**Отрывок текста**
********************

О чем рассказала икона. Выбор
Остаться в живых, но предать, или — умереть, сохранив верность?
Знаете, я решил стать священником. Об этом попросили меня мои земляки из родной мне казачьей станицы. Уже позади первая сессия на катехизаторском отделении Центра подготовки церковных специалистов Волгоградской епархии. Как-то после занятий в нашей учебной группе зашёл разговор о долге православного человека перед своим Отечеством. Выслушав товарищей, я счёл своим долгом рассказать им о двух совсем разных судьбах молодых парней, которые в час испытания оказались перед выбором: остаться в живых, но предать, или — умереть, сохранив верность вере и Родине. Оба юноши были солдатами, и обоим было в роковой для них час — по девятнадцать. Поведаю об этом теперь тебе, читатель.
«Кому ж охота умирать в девятнадцать?»
Со Славиком я познакомился в мае 1999 года в Белграде, в разгар ракетно-бомбовых ударов США и НАТО по сербским городам и сёлам. В сербскую столицу я приехал тогда будучи «добровольцем на духовном фронте», так назвала меня журналистка, сопровождающая некую тамбовскую делегацию, тоже держащую путь в объятую войной страну.
Мне хотелось запечатлеть на фотокамеру то, как держались православные сербы в годину тяжких испытаний. И одной из намеченных военных дорог был путь в город Нови-Сад, второй по величине город Сербии, где были разбомблены все мосты через Дунай и где был памятник Преподобному Сергию Радонежскому, воздвигнутый возле городской библиотеки. Спутником моим в поездке на арендованной «легковушке» стал высокий и тучный брюнет и как будто даже, по его словам, — журналист, упомянувший, что живёт в Москве и его зовут Славиком.

********************

**Задания**
1 - Воспроизведите дословно весь текст «О чем рассказала икона. Выбор».
2 - Выпишите без изменений только строки записей от самого их начала до строки с «collapse-icon[interactable]: −: [455, 210, 464, 220]» включительно.

********************

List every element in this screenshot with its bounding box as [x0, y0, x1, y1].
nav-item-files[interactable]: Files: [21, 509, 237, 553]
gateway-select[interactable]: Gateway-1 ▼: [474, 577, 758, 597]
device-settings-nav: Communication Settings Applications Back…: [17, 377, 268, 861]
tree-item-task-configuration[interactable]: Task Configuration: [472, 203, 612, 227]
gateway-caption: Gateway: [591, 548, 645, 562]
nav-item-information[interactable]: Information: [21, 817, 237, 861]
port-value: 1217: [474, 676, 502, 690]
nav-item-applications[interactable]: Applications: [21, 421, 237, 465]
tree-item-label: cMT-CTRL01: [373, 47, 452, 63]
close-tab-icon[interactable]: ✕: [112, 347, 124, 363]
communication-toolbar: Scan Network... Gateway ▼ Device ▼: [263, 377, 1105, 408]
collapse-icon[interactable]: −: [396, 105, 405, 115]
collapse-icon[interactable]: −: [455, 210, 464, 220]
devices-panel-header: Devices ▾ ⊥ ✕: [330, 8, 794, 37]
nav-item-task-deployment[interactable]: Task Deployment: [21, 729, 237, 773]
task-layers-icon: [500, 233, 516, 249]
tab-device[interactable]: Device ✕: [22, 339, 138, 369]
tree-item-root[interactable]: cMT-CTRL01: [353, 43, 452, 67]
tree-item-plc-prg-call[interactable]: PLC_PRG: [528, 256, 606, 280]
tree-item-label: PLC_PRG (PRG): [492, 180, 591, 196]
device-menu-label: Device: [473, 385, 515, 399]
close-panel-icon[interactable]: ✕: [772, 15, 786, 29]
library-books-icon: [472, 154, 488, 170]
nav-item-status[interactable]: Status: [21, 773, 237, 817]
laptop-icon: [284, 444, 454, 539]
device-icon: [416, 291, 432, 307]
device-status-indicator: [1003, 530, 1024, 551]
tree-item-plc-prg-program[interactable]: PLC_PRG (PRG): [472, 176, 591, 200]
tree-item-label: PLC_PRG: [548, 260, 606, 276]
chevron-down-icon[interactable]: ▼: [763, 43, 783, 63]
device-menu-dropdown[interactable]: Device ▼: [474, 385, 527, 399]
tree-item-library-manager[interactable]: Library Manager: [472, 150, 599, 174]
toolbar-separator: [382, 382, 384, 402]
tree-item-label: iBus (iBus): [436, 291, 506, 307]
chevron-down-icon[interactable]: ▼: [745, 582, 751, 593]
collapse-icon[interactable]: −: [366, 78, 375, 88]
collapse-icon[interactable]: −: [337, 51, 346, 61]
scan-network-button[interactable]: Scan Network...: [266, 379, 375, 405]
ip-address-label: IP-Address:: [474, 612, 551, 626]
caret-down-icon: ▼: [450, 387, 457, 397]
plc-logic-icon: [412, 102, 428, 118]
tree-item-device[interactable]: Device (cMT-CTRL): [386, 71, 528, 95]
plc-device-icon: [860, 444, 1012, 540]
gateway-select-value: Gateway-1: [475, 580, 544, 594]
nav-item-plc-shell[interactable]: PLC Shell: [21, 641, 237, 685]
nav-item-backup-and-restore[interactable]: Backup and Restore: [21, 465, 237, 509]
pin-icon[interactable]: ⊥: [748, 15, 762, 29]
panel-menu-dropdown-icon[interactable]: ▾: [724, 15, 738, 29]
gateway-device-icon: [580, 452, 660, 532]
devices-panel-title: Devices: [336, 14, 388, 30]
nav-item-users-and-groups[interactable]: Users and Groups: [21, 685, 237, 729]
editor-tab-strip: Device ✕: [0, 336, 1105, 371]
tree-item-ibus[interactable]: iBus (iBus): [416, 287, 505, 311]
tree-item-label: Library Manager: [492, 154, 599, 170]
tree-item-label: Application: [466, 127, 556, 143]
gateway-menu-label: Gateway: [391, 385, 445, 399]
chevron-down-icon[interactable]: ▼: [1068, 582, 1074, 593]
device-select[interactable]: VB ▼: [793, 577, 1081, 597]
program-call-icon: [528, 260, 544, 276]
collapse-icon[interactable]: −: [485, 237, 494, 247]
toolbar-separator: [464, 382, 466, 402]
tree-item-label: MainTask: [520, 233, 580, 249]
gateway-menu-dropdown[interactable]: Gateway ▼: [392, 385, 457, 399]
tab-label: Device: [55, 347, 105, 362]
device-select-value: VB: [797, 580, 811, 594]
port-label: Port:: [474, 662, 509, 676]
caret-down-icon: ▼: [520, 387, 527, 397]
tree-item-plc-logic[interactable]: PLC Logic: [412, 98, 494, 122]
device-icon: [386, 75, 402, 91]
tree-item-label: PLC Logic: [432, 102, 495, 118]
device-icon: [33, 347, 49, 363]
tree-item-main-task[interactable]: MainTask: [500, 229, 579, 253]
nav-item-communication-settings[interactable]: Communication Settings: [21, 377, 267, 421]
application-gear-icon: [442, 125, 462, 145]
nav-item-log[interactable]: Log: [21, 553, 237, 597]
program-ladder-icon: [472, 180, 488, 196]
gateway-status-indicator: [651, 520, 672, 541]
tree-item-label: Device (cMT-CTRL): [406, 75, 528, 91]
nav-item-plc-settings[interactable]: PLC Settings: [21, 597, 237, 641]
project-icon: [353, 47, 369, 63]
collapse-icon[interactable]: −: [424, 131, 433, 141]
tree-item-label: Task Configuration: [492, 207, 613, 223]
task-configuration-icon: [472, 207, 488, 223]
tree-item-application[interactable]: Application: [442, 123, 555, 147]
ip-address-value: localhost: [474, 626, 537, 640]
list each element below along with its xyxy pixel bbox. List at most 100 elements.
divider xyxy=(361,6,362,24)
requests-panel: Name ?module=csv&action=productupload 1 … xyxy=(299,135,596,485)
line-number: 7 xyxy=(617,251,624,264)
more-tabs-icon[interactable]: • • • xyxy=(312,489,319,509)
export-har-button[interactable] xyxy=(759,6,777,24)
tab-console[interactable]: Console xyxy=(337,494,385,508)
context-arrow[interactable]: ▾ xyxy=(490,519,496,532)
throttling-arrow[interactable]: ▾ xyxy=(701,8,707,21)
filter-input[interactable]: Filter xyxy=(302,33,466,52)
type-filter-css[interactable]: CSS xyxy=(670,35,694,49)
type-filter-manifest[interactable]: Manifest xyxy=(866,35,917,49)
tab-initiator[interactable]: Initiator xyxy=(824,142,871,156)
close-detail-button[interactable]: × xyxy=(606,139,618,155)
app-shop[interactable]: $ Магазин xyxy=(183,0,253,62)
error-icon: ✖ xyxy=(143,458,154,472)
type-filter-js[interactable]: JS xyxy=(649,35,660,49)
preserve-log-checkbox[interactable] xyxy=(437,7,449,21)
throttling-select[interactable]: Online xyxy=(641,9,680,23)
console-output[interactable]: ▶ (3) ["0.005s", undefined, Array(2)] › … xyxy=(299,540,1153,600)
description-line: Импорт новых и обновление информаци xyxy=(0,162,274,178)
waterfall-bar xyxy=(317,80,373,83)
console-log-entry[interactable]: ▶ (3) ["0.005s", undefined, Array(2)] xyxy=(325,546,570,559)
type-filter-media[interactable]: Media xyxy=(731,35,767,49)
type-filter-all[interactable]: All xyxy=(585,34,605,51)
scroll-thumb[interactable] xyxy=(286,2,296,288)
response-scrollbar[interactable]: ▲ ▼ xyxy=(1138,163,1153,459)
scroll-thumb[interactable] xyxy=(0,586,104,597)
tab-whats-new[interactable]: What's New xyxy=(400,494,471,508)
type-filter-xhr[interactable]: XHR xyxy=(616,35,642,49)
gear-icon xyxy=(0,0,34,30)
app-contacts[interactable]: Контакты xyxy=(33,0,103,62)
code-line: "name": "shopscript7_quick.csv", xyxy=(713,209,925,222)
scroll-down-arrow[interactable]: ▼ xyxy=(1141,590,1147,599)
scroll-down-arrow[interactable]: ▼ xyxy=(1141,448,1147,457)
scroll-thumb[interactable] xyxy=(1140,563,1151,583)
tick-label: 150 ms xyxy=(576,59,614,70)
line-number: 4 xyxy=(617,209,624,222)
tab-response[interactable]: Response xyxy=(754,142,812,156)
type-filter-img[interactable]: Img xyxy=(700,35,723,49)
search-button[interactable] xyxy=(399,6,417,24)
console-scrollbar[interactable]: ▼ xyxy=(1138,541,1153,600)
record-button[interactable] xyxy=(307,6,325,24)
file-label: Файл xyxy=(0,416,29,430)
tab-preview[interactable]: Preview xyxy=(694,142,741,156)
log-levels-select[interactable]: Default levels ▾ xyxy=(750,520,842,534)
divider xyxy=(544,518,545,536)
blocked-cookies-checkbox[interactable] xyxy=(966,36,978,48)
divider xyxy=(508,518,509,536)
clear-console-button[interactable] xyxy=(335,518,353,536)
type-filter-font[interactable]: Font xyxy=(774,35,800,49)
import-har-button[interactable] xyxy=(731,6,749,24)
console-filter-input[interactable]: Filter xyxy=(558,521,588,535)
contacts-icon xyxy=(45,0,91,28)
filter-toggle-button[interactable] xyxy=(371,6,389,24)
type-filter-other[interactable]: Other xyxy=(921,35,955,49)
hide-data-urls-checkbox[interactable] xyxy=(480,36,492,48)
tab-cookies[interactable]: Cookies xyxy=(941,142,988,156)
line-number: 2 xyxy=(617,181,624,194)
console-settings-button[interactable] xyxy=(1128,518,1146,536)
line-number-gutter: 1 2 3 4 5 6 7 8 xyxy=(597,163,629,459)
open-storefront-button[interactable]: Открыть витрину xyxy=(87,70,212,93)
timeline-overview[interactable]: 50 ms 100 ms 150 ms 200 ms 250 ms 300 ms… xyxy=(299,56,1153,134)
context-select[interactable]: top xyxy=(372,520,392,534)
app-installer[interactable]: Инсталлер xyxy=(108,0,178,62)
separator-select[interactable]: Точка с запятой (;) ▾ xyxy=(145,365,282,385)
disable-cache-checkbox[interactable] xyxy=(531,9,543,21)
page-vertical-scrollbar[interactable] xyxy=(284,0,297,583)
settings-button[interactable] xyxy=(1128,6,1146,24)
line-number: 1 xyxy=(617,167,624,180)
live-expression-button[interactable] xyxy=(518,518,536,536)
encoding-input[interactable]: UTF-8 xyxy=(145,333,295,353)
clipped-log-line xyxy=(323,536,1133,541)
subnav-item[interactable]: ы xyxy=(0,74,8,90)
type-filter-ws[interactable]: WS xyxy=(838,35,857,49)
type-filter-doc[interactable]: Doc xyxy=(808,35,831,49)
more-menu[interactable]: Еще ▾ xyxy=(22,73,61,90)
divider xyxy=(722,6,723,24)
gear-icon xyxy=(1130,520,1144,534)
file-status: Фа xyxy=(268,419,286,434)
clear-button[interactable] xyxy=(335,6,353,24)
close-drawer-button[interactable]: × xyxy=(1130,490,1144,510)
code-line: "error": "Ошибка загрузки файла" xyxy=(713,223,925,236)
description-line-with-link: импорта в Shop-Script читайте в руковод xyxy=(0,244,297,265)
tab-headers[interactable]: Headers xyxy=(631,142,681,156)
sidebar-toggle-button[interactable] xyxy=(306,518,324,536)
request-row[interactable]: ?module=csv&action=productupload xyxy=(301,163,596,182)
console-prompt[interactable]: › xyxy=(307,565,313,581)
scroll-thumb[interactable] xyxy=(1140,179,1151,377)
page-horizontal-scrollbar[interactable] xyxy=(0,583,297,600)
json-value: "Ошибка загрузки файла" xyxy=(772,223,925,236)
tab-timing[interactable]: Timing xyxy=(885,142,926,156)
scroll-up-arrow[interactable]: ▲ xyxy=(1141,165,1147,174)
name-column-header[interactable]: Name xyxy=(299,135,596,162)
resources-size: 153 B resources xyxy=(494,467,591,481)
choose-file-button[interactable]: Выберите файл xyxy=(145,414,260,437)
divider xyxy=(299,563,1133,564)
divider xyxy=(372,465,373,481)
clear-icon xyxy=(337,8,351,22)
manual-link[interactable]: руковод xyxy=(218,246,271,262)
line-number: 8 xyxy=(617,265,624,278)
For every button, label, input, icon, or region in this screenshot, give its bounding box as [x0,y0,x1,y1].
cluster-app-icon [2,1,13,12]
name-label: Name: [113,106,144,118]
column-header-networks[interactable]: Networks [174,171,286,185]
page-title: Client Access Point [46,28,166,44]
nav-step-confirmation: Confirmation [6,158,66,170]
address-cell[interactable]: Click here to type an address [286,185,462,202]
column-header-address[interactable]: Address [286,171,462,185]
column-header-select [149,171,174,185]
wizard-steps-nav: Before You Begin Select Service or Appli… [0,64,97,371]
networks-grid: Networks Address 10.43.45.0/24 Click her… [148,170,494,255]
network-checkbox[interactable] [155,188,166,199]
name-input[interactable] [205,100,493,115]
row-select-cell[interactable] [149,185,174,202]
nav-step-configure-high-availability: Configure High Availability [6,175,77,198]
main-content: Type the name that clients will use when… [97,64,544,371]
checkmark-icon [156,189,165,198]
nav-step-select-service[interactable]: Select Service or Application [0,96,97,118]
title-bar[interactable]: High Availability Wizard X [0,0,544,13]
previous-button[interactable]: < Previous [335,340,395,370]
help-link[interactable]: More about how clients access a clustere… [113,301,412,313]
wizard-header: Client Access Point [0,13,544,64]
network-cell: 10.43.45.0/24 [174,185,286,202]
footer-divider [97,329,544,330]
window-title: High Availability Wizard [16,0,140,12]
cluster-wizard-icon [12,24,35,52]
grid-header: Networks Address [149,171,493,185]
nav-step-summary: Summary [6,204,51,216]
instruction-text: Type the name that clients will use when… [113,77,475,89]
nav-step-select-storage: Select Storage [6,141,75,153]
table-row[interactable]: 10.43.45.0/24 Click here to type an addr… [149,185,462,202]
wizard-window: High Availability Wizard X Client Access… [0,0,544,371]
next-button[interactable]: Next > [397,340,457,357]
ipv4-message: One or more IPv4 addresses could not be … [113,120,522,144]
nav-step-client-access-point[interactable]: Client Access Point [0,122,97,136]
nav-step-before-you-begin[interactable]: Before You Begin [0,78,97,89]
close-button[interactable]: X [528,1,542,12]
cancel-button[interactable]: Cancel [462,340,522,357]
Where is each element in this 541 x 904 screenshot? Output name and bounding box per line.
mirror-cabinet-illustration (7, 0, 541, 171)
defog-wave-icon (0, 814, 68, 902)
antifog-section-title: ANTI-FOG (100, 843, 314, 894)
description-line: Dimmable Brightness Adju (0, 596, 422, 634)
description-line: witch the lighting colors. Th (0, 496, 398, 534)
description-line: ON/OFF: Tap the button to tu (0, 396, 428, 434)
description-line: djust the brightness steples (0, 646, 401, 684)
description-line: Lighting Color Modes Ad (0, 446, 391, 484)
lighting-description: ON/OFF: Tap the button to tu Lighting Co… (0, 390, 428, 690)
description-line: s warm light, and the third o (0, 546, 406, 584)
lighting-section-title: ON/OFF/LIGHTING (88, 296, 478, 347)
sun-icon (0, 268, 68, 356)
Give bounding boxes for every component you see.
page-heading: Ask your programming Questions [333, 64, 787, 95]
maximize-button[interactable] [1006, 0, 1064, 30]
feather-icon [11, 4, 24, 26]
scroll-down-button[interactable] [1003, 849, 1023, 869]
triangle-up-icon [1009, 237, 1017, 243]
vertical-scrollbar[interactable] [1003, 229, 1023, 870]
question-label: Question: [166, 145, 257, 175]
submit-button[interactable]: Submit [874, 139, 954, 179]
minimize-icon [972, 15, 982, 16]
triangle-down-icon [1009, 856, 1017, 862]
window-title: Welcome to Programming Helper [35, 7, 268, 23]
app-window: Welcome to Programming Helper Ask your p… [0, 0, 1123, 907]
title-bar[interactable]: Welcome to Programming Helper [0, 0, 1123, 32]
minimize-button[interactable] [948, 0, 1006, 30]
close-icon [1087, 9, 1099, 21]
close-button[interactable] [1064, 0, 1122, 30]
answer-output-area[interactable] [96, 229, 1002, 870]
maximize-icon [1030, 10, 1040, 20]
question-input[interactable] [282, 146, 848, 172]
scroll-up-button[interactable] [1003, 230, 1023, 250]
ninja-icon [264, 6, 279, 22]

********************

**Ответы по заданиям**
1 -
О чем рассказала икона. Выбор
Остаться в живых, но предать, или — умереть, сохранив верность?
Знаете, я решил стать священником. Об этом попросили меня мои земляки из родной мне казачьей станицы. Уже позади первая сессия на катехизаторском отделении Центра подготовки церковных специалистов Волгоградской епархии. Как-то после занятий в нашей учебной группе зашёл разговор о долге православного человека перед своим Отечеством. Выслушав товарищей, я счёл своим долгом рассказать им о двух совсем разных судьбах молодых парней, которые в час испытания оказались перед выбором: остаться в живых, но предать, или — умереть, сохранив верность вере и Родине. Оба юноши были солдатами, и обоим было в роковой для них час — по девятнадцать. Поведаю об этом теперь тебе, читатель.
«Кому ж охота умирать в девятнадцать?»
Со Славиком я познакомился в мае 1999 года в Белграде, в разгар ракетно-бомбовых ударов США и НАТО по сербским городам и сёлам. В сербскую столицу я приехал тогда будучи «добровольцем на духовном фронте», так назвала меня журналистка, сопровождающая некую тамбовскую делегацию, тоже держащую путь в объятую войной страну.
Мне хотелось запечатлеть на фотокамеру то, как держались православные сербы в годину тяжких испытаний. И одной из намеченных военных дорог был путь в город Нови-Сад, второй по величине город Сербии, где были разбомблены все мосты через Дунай и где был памятник Преподобному Сергию Радонежскому, воздвигнутый возле городской библиотеки. Спутником моим в поездке на арендованной «легковушке» стал высокий и тучный брюнет и как будто даже, по его словам, — журналист, упомянувший, что живёт в Москве и его зовут Славиком.

2 -
List every element in this screenshot with its bounding box as [x0, y0, x1, y1].
nav-item-files[interactable]: Files: [21, 509, 237, 553]
gateway-select[interactable]: Gateway-1 ▼: [474, 577, 758, 597]
device-settings-nav: Communication Settings Applications Back…: [17, 377, 268, 861]
tree-item-task-configuration[interactable]: Task Configuration: [472, 203, 612, 227]
gateway-caption: Gateway: [591, 548, 645, 562]
nav-item-information[interactable]: Information: [21, 817, 237, 861]
port-value: 1217: [474, 676, 502, 690]
nav-item-applications[interactable]: Applications: [21, 421, 237, 465]
tree-item-label: cMT-CTRL01: [373, 47, 452, 63]
close-tab-icon[interactable]: ✕: [112, 347, 124, 363]
communication-toolbar: Scan Network... Gateway ▼ Device ▼: [263, 377, 1105, 408]
collapse-icon[interactable]: −: [396, 105, 405, 115]
collapse-icon[interactable]: −: [455, 210, 464, 220]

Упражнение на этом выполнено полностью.